▶ [LIST OF TASKS]:
A. Answer these questions using the Discourse DB text, one answer per line:
(i) Which two sites does it name as examples of pre-existing sites that combine wiki and database functionality?
(ii) In what format is the data export used for the analysis page written?
(iii) What is the single most popular opinion espoused by columns and editorials in Discourse DB?
B. Please write the next part of the Discourse DB text, continuing from its final sentence.

▶ [GIVEN TEXT]:
━━━━━━━━

I referred before to Discourse DB, a site I helped create, as “the first true wiki database site”, defining a wiki database as a set of data that is editable by the entire world but functions like a database. Well, there was certainly room to question that statement, since there are other, pre-existing, sites that combine wiki and database functionality in various ways. ITerating, a product-review site, and WikiTree, a genealogy site, are two examples, not to mention all the other sites that run on Semantic MediaWiki, the technology that Discourse DB itself is built on top of.
Well, now I’m on somewhat firmer ground with my statement, with the creation of the Discourse DB analysis page. This page uses data from the site that was obtained via Discourse DB’s data export, written in a format called RDF, using an RDF-specific query language called SPARQL. What does this mean? It means that anyone in the world can query Discourse DB to get its set of data. Even though the page is on the discoursedb.org domain, it’s going through the publicly-available interface to get the data, and in fact the querying to create this page was done on another server. And SPARQL is an open standard, so there’s nothing proprietary about the process.
If you check out the page you’ll also find some interesting information. Besides the basic type of information, like the political topics that appear most frequently, I programmed the script to get more in-depth information (the entire page was generated by a script). You can find out, for example, that:
- the single most-popular opinion for a column or editorial in Discourse DB to espouse is that coalition troops should not pull out of Iraq; the site 36 editorials or columns arguing that view. That’s followed closely by the opinion that the “Military Commissions Act of 2006″, the act on the treatment of enemy combatants that was passed by congress, should not have been passed; that’s an interesting matchup that suggests that there’s a divergence between what matters most to the commentariat on the left and on the right.

━━━━━━━━

▶ [STORED DATA]:
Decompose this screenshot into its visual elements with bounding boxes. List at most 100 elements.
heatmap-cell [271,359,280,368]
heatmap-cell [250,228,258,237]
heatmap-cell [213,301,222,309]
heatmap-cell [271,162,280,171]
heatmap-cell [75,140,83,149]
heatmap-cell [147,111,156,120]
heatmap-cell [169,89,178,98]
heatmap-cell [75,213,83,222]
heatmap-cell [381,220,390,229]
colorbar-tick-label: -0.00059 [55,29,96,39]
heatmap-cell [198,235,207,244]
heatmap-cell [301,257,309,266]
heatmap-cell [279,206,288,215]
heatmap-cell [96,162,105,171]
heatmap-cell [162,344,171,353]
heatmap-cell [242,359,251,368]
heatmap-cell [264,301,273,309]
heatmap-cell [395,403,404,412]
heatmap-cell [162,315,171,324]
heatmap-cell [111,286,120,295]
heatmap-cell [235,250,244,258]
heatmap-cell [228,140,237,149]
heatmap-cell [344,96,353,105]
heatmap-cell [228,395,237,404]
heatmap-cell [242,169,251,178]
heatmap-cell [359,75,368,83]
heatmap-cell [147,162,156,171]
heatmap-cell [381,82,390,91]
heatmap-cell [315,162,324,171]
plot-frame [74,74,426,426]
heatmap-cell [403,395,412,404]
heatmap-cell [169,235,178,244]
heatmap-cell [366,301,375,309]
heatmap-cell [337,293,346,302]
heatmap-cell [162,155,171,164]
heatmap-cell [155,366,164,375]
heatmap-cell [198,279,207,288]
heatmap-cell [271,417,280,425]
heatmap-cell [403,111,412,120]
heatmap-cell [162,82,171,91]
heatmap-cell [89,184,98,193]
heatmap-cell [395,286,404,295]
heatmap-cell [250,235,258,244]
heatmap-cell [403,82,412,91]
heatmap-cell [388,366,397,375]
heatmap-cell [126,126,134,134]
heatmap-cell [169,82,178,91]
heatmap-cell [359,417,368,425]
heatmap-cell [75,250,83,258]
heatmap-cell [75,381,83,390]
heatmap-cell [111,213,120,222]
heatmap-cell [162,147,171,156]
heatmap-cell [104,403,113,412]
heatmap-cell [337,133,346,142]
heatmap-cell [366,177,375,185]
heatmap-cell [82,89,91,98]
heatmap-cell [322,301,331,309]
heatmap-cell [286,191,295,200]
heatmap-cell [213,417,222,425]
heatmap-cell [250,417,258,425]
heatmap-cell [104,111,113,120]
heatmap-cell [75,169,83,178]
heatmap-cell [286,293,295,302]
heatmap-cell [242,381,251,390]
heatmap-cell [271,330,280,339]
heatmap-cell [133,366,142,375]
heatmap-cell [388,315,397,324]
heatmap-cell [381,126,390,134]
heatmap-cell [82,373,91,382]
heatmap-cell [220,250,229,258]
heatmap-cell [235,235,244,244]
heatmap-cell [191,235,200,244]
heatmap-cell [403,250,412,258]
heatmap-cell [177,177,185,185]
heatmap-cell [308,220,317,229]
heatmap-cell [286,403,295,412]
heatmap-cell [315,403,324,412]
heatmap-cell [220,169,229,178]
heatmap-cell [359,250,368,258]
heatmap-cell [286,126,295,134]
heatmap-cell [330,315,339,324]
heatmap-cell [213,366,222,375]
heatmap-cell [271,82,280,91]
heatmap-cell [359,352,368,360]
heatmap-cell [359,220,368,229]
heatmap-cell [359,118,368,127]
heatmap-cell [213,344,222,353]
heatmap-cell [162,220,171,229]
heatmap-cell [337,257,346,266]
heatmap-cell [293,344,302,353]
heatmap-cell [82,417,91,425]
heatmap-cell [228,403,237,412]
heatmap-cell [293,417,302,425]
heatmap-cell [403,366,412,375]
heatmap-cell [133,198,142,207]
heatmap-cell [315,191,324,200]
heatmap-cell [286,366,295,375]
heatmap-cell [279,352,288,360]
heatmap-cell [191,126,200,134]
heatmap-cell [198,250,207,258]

━━━━━━━━

▶ [RESPONSES PER TASK]:
A.
(i) ITerating and WikiTree
(ii) RDF
(iii) That coalition troops should not pull out of Iraq

B.
- the most controversial positions, meaning those with the closest split between authors arguing for and against them, are whether the United States should negotiate with Syria in order to improve the situation in Iraq, and whether the U.S. should build a fence along the Mexican border.
- the least controversial position is that China should put pressure on North Korea to end its nuclear ambitions: 21 editorials or columns have been written arguing that, and none against or even mixed on the issue.
- the two “authors” who have agreed on the most issues are The Wall Street Journal editorial board and The Washington Times editorial board, with 9 opinions in common. The individual authors who have agreed on the most issues are neoconservative writers William Kristol and Robert Kagan (not very interesting, since most of those columns were jointly-written).
- the two “authors” who have disagreed on the most issues are, maybe not surprisingly, The New York Times editorial board and The Wall Street Journal editorial board. The individual authors who have disagreed on the most issues are right-wing Charles Krauthammer and left-wing Chicago Tribune columnist Steve Chapman.
Now, none of this is entirely scientific; I’m not planning to try to get these results published in a public policy journal. The biggest issue is the spottiness of the information; the site is built to be able to hold opinion columns and such from any time in the past, but in reality there isn’t much from before three months or so ago. So while I can’t really vouch for the amount of truth contained in the data, I think it’s a good proof-of-concept of wiki-database querying and maybe semantic web querying in general.